Exercise aim:
Drop every picture and give the entries back exactly.

Part of a data file:

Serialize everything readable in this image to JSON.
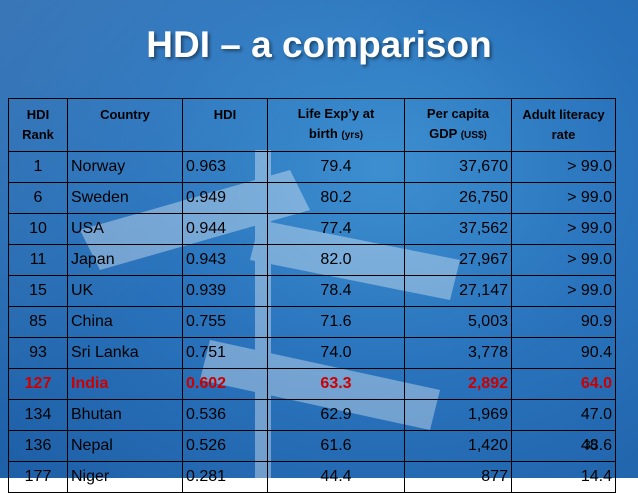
{
  "slide": {
    "title": "HDI – a comparison",
    "page_number": "35"
  },
  "table": {
    "headers": [
      {
        "line1": "HDI",
        "line2": "Rank",
        "unit": ""
      },
      {
        "line1": "Country",
        "line2": "",
        "unit": ""
      },
      {
        "line1": "HDI",
        "line2": "",
        "unit": ""
      },
      {
        "line1": "Life Exp’y at",
        "line2": "birth",
        "unit": "(yrs)"
      },
      {
        "line1": "Per capita",
        "line2": "GDP",
        "unit": "(US$)"
      },
      {
        "line1": "Adult literacy",
        "line2": "rate",
        "unit": ""
      }
    ],
    "rows": [
      [
        "1",
        "Norway",
        "0.963",
        "79.4",
        "37,670",
        "> 99.0"
      ],
      [
        "6",
        "Sweden",
        "0.949",
        "80.2",
        "26,750",
        "> 99.0"
      ],
      [
        "10",
        "USA",
        "0.944",
        "77.4",
        "37,562",
        "> 99.0"
      ],
      [
        "11",
        "Japan",
        "0.943",
        "82.0",
        "27,967",
        "> 99.0"
      ],
      [
        "15",
        "UK",
        "0.939",
        "78.4",
        "27,147",
        "> 99.0"
      ],
      [
        "85",
        "China",
        "0.755",
        "71.6",
        "5,003",
        "90.9"
      ],
      [
        "93",
        "Sri Lanka",
        "0.751",
        "74.0",
        "3,778",
        "90.4"
      ],
      [
        "127",
        "India",
        "0.602",
        "63.3",
        "2,892",
        "64.0"
      ],
      [
        "134",
        "Bhutan",
        "0.536",
        "62.9",
        "1,969",
        "47.0"
      ],
      [
        "136",
        "Nepal",
        "0.526",
        "61.6",
        "1,420",
        "48.6"
      ],
      [
        "177",
        "Niger",
        "0.281",
        "44.4",
        "877",
        "14.4"
      ]
    ],
    "highlight_color": "#cc0000"
  }
}
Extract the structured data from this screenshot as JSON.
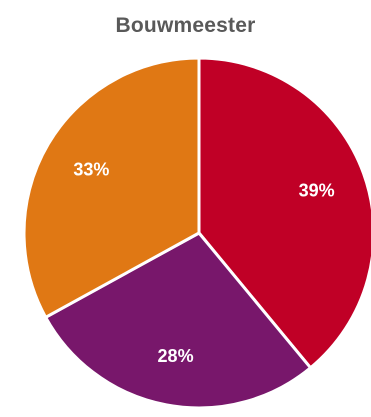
{
  "chart_data": {
    "type": "pie",
    "title": "Bouwmeester",
    "slices": [
      {
        "label": "39%",
        "value": 39,
        "color": "#C00026"
      },
      {
        "label": "28%",
        "value": 28,
        "color": "#78176B"
      },
      {
        "label": "33%",
        "value": 33,
        "color": "#E07814"
      }
    ],
    "start_angle_deg": 0,
    "direction": "clockwise",
    "legend": "none"
  }
}
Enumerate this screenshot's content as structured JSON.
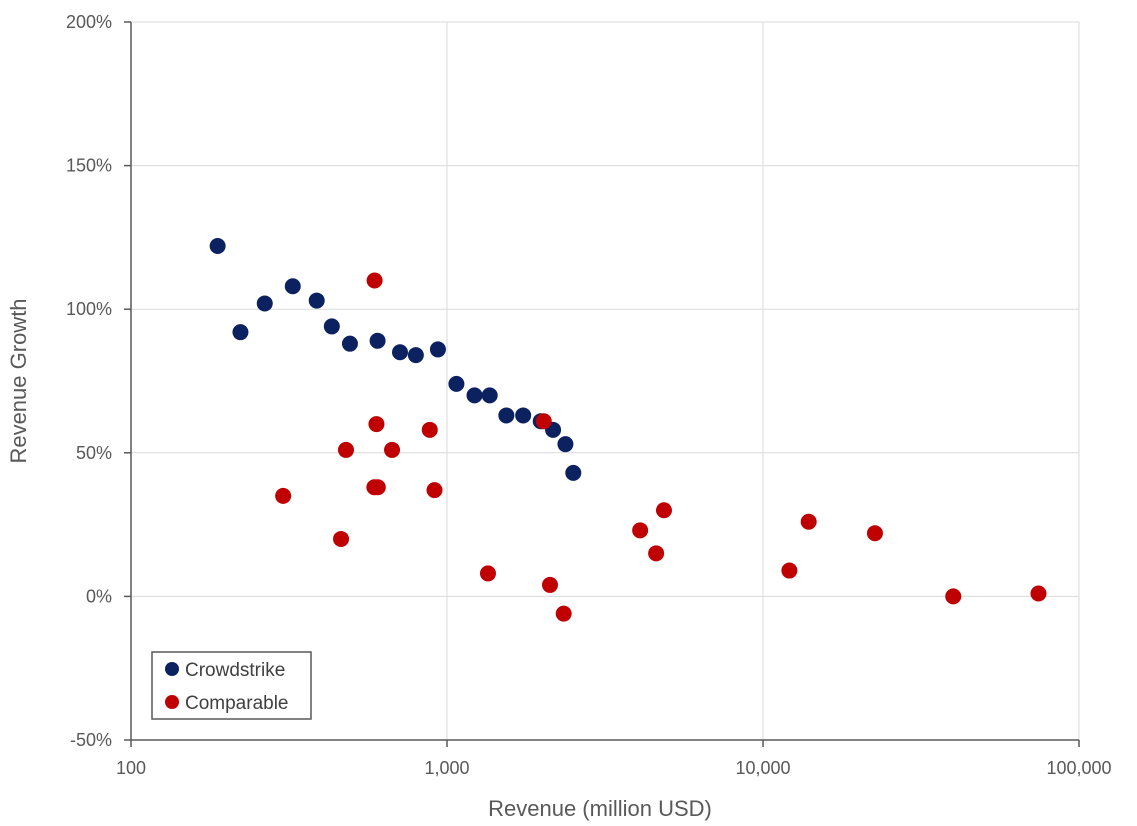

Final answer:
Serialize everything readable in this image to JSON.
{
  "slide": {
    "title": "HDI – a comparison",
    "page_number": "35"
  },
  "table": {
    "headers": [
      {
        "line1": "HDI",
        "line2": "Rank",
        "unit": ""
      },
      {
        "line1": "Country",
        "line2": "",
        "unit": ""
      },
      {
        "line1": "HDI",
        "line2": "",
        "unit": ""
      },
      {
        "line1": "Life Exp’y at",
        "line2": "birth",
        "unit": "(yrs)"
      },
      {
        "line1": "Per capita",
        "line2": "GDP",
        "unit": "(US$)"
      },
      {
        "line1": "Adult literacy",
        "line2": "rate",
        "unit": ""
      }
    ],
    "rows": [
      [
        "1",
        "Norway",
        "0.963",
        "79.4",
        "37,670",
        "> 99.0"
      ],
      [
        "6",
        "Sweden",
        "0.949",
        "80.2",
        "26,750",
        "> 99.0"
      ],
      [
        "10",
        "USA",
        "0.944",
        "77.4",
        "37,562",
        "> 99.0"
      ],
      [
        "11",
        "Japan",
        "0.943",
        "82.0",
        "27,967",
        "> 99.0"
      ],
      [
        "15",
        "UK",
        "0.939",
        "78.4",
        "27,147",
        "> 99.0"
      ],
      [
        "85",
        "China",
        "0.755",
        "71.6",
        "5,003",
        "90.9"
      ],
      [
        "93",
        "Sri Lanka",
        "0.751",
        "74.0",
        "3,778",
        "90.4"
      ],
      [
        "127",
        "India",
        "0.602",
        "63.3",
        "2,892",
        "64.0"
      ],
      [
        "134",
        "Bhutan",
        "0.536",
        "62.9",
        "1,969",
        "47.0"
      ],
      [
        "136",
        "Nepal",
        "0.526",
        "61.6",
        "1,420",
        "48.6"
      ],
      [
        "177",
        "Niger",
        "0.281",
        "44.4",
        "877",
        "14.4"
      ]
    ],
    "highlight_color": "#cc0000"
  }
}
Extract the structured data from this screenshot as JSON.
{
  "chart_data": {
    "type": "pie",
    "title": "Bouwmeester",
    "slices": [
      {
        "label": "39%",
        "value": 39,
        "color": "#C00026"
      },
      {
        "label": "28%",
        "value": 28,
        "color": "#78176B"
      },
      {
        "label": "33%",
        "value": 33,
        "color": "#E07814"
      }
    ],
    "start_angle_deg": 0,
    "direction": "clockwise",
    "legend": "none"
  }
}
Enumerate this screenshot's content as structured JSON.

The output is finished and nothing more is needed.